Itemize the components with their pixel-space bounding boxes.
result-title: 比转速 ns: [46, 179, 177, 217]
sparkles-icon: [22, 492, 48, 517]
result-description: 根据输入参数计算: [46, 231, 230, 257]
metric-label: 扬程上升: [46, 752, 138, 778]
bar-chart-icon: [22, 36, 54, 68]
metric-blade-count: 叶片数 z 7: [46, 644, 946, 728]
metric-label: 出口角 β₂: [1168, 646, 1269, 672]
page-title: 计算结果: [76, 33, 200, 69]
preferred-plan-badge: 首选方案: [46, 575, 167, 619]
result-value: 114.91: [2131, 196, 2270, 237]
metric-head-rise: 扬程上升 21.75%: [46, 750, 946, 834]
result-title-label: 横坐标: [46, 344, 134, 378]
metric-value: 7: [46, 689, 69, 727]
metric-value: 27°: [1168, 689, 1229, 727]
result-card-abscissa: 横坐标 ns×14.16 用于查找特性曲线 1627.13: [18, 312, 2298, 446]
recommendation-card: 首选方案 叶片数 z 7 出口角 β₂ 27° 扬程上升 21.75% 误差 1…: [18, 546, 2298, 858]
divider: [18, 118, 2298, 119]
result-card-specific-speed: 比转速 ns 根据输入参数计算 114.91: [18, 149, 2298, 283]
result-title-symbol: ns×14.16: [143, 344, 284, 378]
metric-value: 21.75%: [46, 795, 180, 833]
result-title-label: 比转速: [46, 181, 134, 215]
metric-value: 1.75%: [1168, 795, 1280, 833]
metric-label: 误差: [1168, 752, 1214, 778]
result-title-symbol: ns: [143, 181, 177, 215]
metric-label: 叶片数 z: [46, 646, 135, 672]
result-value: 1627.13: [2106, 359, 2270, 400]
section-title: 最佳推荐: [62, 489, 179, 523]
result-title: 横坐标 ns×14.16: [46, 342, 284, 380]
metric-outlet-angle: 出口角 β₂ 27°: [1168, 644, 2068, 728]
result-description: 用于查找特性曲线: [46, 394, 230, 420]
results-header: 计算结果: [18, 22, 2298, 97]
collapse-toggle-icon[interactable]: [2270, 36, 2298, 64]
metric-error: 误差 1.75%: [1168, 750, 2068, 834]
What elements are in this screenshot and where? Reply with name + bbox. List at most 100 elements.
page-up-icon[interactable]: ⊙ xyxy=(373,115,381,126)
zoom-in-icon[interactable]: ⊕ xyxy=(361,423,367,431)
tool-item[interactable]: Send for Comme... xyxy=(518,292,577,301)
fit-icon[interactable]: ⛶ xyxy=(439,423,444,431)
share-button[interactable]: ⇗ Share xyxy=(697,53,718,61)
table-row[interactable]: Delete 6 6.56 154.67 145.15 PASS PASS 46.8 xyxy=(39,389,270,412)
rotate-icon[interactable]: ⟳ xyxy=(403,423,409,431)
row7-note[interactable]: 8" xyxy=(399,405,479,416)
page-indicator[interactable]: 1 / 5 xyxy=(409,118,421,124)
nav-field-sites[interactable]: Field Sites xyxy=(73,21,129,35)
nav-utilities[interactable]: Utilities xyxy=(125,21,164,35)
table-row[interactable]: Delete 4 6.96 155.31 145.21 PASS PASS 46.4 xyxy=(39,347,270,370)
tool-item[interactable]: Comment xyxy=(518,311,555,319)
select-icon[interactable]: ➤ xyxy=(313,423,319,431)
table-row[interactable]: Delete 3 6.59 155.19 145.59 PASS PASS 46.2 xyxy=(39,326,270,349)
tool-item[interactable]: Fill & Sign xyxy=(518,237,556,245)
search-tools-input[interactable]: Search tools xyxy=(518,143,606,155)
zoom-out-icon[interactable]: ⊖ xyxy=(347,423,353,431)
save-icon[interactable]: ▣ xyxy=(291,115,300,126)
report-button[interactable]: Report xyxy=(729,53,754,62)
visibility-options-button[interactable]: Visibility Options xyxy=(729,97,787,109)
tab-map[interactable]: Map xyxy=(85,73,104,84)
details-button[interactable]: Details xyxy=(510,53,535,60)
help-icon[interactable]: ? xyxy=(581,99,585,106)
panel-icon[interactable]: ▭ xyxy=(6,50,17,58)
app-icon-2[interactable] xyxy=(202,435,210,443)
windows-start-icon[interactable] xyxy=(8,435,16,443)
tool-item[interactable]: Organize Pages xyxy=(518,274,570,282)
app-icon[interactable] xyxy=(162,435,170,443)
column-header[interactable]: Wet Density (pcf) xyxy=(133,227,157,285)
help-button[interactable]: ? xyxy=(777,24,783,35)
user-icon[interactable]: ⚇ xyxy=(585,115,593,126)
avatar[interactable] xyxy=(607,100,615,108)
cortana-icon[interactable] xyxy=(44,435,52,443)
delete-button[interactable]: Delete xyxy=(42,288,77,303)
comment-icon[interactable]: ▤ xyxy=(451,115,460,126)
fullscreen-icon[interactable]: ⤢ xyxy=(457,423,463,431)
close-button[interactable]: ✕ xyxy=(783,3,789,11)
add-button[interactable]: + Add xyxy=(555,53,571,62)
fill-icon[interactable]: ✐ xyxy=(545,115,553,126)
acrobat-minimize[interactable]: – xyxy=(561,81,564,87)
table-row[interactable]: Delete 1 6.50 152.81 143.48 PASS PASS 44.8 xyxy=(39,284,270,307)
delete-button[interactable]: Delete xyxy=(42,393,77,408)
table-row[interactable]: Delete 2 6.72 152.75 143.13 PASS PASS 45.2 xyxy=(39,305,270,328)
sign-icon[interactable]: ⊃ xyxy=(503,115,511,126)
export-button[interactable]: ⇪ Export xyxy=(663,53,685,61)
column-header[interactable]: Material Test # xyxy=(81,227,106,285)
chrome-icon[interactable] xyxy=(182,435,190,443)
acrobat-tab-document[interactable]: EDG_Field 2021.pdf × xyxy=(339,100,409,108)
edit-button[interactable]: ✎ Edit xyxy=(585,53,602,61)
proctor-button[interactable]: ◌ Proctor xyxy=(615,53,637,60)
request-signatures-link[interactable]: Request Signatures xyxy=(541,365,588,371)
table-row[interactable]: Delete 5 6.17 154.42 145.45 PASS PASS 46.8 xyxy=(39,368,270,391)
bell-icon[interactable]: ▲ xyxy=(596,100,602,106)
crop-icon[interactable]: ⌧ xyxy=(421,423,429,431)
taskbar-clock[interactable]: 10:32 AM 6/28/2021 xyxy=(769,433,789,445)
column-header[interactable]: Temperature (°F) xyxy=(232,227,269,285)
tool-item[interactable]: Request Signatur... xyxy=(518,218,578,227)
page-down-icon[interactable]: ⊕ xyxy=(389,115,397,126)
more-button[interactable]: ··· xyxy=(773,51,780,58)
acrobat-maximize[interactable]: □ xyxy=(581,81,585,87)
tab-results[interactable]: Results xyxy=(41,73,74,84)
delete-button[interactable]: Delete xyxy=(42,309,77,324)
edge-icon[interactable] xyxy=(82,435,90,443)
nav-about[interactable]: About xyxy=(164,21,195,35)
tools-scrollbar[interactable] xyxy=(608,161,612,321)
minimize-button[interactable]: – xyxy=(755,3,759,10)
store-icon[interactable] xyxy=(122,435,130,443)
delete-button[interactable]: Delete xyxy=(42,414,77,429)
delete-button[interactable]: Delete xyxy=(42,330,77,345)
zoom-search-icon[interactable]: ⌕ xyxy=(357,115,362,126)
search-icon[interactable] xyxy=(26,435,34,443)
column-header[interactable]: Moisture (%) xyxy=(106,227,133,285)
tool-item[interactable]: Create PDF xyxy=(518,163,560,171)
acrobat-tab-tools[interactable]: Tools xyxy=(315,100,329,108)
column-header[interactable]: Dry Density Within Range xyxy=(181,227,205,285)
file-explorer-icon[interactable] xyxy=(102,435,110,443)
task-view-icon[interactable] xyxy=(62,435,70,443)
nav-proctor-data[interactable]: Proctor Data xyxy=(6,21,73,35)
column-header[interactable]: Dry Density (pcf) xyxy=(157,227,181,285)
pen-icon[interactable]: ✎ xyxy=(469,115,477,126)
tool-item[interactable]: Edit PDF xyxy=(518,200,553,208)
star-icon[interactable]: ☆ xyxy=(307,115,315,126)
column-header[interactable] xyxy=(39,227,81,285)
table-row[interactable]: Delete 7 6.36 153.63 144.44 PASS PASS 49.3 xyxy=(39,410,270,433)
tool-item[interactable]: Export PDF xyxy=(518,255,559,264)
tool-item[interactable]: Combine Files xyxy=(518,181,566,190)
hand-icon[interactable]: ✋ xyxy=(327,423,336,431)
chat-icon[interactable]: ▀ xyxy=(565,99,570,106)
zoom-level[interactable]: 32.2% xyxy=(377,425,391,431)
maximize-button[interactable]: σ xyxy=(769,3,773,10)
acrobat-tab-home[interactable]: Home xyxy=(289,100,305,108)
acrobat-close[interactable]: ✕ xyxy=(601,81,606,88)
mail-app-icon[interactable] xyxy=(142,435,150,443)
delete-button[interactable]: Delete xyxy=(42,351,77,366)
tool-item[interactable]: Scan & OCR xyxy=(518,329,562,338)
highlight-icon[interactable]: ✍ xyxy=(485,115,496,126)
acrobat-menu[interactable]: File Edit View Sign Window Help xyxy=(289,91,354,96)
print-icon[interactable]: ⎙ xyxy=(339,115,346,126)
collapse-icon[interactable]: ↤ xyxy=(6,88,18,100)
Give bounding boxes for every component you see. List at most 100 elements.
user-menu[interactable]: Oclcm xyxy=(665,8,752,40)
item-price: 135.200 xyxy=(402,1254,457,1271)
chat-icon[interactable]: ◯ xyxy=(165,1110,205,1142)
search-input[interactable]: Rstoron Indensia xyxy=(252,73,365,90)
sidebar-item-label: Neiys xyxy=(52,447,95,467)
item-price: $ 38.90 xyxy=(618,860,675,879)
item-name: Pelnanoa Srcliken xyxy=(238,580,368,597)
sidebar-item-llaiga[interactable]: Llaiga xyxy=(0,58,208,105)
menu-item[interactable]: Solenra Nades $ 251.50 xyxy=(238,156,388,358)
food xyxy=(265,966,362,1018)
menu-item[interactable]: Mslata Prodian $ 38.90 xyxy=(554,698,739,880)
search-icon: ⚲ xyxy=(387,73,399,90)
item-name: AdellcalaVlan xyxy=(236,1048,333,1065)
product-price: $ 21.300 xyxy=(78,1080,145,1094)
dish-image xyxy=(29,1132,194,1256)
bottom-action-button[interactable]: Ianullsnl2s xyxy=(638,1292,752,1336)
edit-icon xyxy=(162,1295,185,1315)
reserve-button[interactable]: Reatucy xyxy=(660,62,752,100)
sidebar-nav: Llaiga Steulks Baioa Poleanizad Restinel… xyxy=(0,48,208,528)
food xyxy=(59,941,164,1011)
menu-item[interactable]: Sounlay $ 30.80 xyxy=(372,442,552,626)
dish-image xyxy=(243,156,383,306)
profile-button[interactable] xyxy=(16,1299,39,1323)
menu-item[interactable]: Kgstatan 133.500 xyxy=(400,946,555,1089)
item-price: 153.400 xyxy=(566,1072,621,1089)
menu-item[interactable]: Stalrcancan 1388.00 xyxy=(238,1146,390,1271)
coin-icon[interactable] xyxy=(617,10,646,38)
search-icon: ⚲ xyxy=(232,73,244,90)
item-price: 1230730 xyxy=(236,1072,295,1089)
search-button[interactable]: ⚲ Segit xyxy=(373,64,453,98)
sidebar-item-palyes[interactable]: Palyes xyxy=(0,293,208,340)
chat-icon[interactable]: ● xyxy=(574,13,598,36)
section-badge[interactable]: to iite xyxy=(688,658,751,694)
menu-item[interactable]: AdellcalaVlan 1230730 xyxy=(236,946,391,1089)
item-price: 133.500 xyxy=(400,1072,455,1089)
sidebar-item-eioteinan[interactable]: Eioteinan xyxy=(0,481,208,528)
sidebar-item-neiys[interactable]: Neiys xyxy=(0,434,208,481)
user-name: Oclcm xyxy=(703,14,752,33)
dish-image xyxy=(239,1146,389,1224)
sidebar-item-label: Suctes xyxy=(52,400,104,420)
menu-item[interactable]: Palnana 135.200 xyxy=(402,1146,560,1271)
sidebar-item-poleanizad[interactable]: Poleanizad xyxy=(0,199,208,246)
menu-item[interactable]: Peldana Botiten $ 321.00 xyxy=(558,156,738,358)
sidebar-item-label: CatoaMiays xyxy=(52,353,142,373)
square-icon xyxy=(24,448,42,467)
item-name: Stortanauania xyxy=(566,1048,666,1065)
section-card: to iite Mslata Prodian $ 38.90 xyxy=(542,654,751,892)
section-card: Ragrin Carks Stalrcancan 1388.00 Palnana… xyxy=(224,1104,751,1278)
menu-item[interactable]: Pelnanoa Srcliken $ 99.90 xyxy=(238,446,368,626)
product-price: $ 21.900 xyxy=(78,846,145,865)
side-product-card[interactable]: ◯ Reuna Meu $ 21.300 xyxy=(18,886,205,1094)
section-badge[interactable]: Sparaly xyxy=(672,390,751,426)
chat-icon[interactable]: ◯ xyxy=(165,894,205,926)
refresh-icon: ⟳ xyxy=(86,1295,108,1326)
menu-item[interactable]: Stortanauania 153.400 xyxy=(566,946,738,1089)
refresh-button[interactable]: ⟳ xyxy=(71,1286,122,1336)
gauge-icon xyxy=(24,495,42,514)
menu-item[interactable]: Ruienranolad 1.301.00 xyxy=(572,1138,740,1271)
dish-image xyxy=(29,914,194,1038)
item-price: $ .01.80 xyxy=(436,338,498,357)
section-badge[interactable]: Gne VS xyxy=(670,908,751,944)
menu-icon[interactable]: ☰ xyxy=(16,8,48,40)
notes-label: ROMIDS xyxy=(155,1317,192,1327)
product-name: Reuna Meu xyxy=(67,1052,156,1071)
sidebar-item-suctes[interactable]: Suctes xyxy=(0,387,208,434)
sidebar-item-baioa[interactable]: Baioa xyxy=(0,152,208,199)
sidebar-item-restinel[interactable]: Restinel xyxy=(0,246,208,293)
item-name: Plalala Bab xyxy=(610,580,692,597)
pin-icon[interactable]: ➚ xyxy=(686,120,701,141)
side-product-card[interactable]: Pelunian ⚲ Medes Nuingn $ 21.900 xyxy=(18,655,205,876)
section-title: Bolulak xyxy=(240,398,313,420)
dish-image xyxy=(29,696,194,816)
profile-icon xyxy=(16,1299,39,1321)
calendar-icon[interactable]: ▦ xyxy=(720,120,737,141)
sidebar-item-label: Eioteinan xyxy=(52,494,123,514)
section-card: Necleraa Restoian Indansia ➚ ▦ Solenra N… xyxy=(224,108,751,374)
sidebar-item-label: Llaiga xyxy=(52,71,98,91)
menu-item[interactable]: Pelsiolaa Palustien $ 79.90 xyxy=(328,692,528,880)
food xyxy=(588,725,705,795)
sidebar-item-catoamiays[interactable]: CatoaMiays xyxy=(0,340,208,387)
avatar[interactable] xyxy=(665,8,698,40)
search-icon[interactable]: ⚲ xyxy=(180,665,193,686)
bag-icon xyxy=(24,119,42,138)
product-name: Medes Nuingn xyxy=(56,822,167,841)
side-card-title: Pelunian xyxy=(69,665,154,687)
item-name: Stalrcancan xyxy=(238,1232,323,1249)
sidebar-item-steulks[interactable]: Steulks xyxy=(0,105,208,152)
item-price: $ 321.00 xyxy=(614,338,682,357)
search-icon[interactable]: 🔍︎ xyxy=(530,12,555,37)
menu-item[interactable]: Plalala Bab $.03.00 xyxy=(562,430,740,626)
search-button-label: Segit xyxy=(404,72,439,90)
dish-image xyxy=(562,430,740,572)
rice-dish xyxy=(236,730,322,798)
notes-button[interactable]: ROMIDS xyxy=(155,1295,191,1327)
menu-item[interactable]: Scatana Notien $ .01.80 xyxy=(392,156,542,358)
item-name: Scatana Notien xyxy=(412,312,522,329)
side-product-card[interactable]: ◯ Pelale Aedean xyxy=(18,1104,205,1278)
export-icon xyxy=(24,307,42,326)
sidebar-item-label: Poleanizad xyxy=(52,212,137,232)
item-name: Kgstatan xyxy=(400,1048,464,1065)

******

» WORK TO DO
Change every "metric-label" to "metric-caption" in the rows from the start up to and including the line with "divider: [18, 118, 2298, 119]", and give those lines again with nothing else altered.

» OUTPUT OF THE TASK
Itemize the components with their pixel-space bounding boxes.
result-title: 比转速 ns: [46, 179, 177, 217]
sparkles-icon: [22, 492, 48, 517]
result-description: 根据输入参数计算: [46, 231, 230, 257]
metric-caption: 扬程上升: [46, 752, 138, 778]
bar-chart-icon: [22, 36, 54, 68]
metric-blade-count: 叶片数 z 7: [46, 644, 946, 728]
metric-caption: 出口角 β₂: [1168, 646, 1269, 672]
page-title: 计算结果: [76, 33, 200, 69]
preferred-plan-badge: 首选方案: [46, 575, 167, 619]
result-value: 114.91: [2131, 196, 2270, 237]
metric-head-rise: 扬程上升 21.75%: [46, 750, 946, 834]
result-title-label: 横坐标: [46, 344, 134, 378]
metric-value: 7: [46, 689, 69, 727]
metric-value: 27°: [1168, 689, 1229, 727]
result-card-abscissa: 横坐标 ns×14.16 用于查找特性曲线 1627.13: [18, 312, 2298, 446]
recommendation-card: 首选方案 叶片数 z 7 出口角 β₂ 27° 扬程上升 21.75% 误差 1…: [18, 546, 2298, 858]
divider: [18, 118, 2298, 119]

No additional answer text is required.